Listed entries:
***

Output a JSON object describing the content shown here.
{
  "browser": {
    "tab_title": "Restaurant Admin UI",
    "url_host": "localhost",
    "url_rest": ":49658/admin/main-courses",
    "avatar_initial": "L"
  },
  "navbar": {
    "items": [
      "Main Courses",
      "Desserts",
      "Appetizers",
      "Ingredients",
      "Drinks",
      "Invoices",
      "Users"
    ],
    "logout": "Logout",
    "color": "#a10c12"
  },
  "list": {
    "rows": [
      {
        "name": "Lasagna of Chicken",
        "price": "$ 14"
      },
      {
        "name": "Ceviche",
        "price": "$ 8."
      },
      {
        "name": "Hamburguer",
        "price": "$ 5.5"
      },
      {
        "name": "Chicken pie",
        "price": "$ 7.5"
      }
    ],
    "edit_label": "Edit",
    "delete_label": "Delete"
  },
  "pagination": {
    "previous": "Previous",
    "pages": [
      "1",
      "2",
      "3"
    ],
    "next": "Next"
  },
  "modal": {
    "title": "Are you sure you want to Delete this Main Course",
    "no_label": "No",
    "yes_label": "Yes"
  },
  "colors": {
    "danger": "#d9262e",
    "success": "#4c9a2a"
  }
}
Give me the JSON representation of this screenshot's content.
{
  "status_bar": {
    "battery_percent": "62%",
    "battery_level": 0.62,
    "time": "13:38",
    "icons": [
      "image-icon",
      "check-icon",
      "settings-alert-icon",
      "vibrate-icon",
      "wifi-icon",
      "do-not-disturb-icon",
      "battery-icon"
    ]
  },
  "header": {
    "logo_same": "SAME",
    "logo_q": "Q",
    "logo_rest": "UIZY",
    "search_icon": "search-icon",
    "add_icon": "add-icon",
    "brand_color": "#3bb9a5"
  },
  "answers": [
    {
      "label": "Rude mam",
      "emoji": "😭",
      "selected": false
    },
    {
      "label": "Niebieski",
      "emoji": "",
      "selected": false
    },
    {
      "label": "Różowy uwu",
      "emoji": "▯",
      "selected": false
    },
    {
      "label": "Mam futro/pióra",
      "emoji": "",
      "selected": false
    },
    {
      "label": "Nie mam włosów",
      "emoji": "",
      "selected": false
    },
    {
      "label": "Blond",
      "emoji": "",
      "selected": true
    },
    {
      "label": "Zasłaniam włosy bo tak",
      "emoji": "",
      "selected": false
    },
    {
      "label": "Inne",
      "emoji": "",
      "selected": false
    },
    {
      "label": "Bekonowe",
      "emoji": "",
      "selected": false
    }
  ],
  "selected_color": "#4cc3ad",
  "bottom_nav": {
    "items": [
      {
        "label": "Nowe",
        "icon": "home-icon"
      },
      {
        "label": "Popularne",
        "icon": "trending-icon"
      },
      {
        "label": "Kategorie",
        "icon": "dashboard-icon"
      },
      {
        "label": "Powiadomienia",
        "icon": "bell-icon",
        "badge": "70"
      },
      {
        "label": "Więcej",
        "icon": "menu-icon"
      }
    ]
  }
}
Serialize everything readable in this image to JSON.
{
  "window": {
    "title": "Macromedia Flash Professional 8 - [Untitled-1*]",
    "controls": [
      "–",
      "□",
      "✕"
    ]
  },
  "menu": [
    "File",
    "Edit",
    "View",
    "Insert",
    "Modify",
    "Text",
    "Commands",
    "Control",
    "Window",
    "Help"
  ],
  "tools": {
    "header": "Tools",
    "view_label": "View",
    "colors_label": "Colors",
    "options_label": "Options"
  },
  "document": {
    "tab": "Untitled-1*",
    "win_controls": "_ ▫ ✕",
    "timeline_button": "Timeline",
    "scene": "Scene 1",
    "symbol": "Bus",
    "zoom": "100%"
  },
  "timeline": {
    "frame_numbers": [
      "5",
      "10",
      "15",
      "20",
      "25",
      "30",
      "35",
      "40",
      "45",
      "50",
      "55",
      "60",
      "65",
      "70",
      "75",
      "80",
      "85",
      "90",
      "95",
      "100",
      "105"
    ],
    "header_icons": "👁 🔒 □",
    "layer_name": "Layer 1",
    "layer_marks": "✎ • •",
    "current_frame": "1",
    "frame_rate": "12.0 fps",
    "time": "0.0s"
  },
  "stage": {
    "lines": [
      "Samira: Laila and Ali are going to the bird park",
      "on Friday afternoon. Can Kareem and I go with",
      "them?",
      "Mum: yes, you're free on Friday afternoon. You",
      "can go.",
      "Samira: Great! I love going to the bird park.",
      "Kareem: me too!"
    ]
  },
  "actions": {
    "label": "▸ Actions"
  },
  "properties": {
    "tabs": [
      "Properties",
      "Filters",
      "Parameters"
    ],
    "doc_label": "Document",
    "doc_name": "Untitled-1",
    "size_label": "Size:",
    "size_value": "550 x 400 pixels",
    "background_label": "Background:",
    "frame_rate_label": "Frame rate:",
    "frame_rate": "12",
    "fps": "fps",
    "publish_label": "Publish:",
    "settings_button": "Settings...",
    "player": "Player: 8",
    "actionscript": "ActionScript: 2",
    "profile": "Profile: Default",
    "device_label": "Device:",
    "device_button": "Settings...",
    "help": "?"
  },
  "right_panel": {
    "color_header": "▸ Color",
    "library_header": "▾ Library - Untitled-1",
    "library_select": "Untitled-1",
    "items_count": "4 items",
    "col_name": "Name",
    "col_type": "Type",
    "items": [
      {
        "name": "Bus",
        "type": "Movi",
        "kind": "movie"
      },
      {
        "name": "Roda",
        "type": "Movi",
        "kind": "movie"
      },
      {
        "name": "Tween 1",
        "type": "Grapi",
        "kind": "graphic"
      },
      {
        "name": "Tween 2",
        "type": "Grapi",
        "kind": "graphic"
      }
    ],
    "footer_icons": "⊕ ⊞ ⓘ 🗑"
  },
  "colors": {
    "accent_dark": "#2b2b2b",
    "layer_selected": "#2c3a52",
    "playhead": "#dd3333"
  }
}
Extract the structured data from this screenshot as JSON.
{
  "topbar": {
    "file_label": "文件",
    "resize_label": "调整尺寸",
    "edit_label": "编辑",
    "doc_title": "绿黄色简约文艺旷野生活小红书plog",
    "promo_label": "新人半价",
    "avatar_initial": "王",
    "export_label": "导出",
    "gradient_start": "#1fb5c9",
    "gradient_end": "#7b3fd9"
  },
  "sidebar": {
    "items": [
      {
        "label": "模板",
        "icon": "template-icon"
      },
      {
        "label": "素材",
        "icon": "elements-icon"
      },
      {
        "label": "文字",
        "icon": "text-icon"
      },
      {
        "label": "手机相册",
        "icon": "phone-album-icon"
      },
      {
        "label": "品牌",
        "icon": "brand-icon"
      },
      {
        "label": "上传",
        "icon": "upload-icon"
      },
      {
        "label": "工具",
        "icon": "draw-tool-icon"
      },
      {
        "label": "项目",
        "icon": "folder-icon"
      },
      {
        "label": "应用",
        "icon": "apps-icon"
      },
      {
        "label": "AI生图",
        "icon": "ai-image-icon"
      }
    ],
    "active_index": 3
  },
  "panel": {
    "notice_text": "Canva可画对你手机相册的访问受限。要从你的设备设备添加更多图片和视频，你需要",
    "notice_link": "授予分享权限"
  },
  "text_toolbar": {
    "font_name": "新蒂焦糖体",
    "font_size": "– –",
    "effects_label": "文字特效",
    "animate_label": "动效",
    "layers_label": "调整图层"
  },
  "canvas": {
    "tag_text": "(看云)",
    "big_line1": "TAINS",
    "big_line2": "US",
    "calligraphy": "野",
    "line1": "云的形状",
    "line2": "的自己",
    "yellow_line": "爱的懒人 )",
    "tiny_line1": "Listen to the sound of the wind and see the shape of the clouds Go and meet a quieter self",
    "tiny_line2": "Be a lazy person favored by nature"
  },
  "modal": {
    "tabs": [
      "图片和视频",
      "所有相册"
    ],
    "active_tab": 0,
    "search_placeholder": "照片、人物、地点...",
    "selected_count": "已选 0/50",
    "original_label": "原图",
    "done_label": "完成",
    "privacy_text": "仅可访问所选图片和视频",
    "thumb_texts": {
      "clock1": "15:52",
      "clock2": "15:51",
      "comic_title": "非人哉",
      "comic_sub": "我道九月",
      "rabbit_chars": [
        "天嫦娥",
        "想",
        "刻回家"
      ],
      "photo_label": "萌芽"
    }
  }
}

***

What this task involves:
Identify every line above that includes the word "Samira", and show those lines.

Answer to this exercise:
      "Samira: Laila and Ali are going to the bird park",
      "Samira: Great! I love going to the bird park.",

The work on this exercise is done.